(Excerpts from a figure dataset)
** Start **

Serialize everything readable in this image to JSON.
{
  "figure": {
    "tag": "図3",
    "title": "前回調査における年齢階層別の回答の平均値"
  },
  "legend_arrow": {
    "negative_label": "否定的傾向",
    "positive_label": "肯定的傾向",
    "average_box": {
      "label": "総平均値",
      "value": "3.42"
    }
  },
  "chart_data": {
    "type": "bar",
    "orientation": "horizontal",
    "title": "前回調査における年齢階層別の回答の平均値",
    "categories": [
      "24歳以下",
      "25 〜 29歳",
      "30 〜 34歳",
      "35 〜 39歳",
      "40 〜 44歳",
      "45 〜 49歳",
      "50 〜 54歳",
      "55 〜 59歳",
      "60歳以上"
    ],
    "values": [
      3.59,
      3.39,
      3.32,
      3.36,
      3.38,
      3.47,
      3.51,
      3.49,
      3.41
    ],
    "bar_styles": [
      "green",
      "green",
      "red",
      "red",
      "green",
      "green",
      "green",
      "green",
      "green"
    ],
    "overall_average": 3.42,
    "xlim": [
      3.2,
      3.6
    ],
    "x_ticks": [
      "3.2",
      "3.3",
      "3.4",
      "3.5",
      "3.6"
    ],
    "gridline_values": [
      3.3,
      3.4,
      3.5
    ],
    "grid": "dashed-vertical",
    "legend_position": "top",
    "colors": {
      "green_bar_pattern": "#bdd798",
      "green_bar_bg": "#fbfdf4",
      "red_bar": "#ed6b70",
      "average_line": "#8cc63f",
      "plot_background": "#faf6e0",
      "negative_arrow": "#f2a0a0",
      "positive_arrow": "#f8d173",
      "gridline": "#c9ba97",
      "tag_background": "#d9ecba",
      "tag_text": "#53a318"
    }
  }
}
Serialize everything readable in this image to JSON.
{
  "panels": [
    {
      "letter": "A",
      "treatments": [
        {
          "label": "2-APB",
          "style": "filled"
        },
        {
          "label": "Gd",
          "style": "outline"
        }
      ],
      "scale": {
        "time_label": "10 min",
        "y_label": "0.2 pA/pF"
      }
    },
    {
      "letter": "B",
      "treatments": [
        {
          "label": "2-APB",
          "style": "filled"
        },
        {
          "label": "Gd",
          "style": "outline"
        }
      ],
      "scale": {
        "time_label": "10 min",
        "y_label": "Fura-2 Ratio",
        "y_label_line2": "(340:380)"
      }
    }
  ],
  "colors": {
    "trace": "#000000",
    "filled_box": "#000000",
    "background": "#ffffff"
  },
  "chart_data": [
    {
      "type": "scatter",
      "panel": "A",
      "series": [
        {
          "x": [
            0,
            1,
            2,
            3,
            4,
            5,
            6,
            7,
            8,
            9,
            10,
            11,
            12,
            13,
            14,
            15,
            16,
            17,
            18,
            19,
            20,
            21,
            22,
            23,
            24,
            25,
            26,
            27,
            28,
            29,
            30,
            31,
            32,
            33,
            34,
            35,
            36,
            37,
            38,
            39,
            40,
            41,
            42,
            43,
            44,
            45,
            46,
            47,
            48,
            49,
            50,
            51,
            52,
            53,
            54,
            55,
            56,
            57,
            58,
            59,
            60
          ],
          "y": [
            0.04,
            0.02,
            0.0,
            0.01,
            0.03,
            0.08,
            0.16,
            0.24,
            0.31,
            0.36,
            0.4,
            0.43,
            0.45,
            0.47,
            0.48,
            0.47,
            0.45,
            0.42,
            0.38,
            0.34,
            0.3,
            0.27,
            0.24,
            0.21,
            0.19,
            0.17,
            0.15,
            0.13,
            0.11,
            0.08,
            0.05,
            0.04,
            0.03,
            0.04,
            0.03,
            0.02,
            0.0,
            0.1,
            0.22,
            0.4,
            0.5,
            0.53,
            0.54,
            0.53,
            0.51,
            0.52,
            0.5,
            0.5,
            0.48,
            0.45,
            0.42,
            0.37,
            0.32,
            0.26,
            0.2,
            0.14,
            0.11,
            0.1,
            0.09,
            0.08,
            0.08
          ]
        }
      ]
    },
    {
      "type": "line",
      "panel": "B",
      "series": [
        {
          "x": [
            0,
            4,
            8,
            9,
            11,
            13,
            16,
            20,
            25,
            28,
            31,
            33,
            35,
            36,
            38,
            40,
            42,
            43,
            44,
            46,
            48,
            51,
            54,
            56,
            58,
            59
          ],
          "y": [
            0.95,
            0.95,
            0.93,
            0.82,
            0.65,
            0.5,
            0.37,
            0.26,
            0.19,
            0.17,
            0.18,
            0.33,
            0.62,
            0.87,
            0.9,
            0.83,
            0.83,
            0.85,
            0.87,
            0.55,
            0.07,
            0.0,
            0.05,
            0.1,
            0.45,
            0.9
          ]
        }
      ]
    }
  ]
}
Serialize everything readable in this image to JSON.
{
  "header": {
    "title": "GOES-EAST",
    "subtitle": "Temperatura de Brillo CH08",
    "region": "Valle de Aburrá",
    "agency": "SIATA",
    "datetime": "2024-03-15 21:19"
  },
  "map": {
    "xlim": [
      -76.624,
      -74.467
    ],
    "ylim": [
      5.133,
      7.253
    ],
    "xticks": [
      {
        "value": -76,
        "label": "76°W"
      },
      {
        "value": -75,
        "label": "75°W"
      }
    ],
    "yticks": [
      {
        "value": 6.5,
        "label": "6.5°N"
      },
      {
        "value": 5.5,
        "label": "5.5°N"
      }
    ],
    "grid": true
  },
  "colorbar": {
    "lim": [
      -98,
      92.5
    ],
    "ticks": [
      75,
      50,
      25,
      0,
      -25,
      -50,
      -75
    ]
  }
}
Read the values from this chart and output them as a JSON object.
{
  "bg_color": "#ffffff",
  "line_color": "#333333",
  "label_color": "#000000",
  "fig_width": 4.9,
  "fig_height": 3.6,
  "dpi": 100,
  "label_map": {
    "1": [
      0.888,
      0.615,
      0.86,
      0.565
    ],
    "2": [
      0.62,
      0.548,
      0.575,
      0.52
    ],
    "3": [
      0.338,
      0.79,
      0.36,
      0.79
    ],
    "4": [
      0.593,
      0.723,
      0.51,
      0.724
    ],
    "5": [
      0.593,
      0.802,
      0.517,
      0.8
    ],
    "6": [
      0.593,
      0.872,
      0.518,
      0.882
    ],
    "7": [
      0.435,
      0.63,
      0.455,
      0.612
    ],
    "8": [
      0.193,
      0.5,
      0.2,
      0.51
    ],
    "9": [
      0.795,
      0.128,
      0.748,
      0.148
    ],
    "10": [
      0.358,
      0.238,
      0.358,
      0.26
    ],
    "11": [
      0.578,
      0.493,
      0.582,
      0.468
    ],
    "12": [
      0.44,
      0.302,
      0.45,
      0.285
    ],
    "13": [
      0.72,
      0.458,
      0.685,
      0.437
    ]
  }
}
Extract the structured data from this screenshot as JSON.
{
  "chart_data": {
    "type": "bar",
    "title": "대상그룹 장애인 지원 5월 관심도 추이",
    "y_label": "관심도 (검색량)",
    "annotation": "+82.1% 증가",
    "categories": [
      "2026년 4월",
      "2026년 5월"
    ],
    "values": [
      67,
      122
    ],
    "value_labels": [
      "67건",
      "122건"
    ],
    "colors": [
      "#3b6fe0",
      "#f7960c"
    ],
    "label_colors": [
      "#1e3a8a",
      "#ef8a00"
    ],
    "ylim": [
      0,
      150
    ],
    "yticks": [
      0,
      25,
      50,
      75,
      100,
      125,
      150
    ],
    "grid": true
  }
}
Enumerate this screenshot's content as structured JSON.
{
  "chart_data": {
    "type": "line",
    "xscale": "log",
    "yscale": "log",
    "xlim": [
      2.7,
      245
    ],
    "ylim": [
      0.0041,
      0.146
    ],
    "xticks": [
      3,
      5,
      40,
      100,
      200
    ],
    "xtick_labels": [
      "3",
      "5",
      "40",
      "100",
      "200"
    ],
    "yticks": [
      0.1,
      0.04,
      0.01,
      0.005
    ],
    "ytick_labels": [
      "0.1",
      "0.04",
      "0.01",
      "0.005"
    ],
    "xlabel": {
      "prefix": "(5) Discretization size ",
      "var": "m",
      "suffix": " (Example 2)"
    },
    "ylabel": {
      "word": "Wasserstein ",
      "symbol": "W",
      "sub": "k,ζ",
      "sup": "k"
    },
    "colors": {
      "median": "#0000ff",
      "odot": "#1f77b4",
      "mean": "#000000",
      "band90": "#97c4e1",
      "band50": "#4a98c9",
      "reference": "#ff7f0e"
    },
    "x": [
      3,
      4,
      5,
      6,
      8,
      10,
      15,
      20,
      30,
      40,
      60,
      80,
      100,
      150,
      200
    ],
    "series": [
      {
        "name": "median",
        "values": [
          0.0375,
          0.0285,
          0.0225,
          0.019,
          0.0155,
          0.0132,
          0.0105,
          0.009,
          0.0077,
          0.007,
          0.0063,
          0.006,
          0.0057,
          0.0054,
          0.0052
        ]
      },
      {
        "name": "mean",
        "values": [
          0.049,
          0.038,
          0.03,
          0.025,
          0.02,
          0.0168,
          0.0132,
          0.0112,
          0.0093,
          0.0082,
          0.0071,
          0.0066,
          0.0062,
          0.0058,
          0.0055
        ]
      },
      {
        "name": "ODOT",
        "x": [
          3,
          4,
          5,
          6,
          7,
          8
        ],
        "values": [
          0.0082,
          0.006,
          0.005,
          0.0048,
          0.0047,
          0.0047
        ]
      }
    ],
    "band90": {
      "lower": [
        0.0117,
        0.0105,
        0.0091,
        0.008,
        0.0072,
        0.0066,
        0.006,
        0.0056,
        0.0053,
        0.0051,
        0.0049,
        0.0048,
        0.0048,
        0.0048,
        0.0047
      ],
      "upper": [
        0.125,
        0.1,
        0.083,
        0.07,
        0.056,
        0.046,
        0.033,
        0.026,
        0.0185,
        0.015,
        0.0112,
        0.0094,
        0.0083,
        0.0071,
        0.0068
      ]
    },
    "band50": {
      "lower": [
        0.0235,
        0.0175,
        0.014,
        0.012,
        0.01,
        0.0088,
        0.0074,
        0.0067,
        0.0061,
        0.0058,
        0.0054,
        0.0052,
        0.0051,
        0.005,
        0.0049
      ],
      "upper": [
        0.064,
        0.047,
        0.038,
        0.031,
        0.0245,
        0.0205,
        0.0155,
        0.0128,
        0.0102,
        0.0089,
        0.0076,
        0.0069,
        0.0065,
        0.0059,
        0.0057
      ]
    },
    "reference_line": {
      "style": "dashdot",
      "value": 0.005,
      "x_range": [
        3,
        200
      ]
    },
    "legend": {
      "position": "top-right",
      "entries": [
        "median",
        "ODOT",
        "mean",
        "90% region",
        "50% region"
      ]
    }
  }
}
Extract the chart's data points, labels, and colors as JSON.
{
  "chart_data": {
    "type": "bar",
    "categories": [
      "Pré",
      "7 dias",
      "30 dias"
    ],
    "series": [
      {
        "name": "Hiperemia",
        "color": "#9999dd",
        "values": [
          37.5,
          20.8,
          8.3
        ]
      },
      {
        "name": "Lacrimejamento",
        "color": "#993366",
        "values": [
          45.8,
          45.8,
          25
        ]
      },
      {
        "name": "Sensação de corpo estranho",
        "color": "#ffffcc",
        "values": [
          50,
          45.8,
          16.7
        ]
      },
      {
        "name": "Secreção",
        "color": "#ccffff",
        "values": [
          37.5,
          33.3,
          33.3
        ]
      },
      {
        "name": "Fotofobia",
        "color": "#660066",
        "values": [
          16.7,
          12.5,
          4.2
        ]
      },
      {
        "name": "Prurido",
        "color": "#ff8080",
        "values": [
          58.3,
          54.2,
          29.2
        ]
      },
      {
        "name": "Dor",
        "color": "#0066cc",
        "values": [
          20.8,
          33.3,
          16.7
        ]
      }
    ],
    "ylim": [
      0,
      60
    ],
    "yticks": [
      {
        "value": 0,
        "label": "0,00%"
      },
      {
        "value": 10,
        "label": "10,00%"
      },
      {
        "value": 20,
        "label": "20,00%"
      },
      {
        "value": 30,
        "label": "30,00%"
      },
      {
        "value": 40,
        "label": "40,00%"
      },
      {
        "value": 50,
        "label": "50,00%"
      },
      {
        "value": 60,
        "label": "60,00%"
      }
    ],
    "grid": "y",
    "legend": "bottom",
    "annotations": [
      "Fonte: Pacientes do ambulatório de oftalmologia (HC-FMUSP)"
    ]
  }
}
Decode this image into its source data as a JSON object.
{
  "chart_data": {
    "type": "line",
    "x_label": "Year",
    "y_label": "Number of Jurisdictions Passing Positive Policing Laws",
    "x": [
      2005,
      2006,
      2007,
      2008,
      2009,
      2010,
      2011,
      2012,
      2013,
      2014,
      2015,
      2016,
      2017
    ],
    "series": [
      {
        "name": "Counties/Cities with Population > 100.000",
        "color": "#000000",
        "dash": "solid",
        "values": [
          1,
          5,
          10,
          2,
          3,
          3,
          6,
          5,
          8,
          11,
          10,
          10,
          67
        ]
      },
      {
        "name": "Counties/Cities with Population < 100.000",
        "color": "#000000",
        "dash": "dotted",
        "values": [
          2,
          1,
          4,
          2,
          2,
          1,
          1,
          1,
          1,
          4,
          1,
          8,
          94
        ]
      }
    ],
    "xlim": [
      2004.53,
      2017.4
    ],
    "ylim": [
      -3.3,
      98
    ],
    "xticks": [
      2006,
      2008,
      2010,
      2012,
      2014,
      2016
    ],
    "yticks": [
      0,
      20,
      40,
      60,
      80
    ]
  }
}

** End **

Above are the records; copy every line in them that holds the word "Counties".

        "name": "Counties/Cities with Population > 100.000",
        "name": "Counties/Cities with Population < 100.000",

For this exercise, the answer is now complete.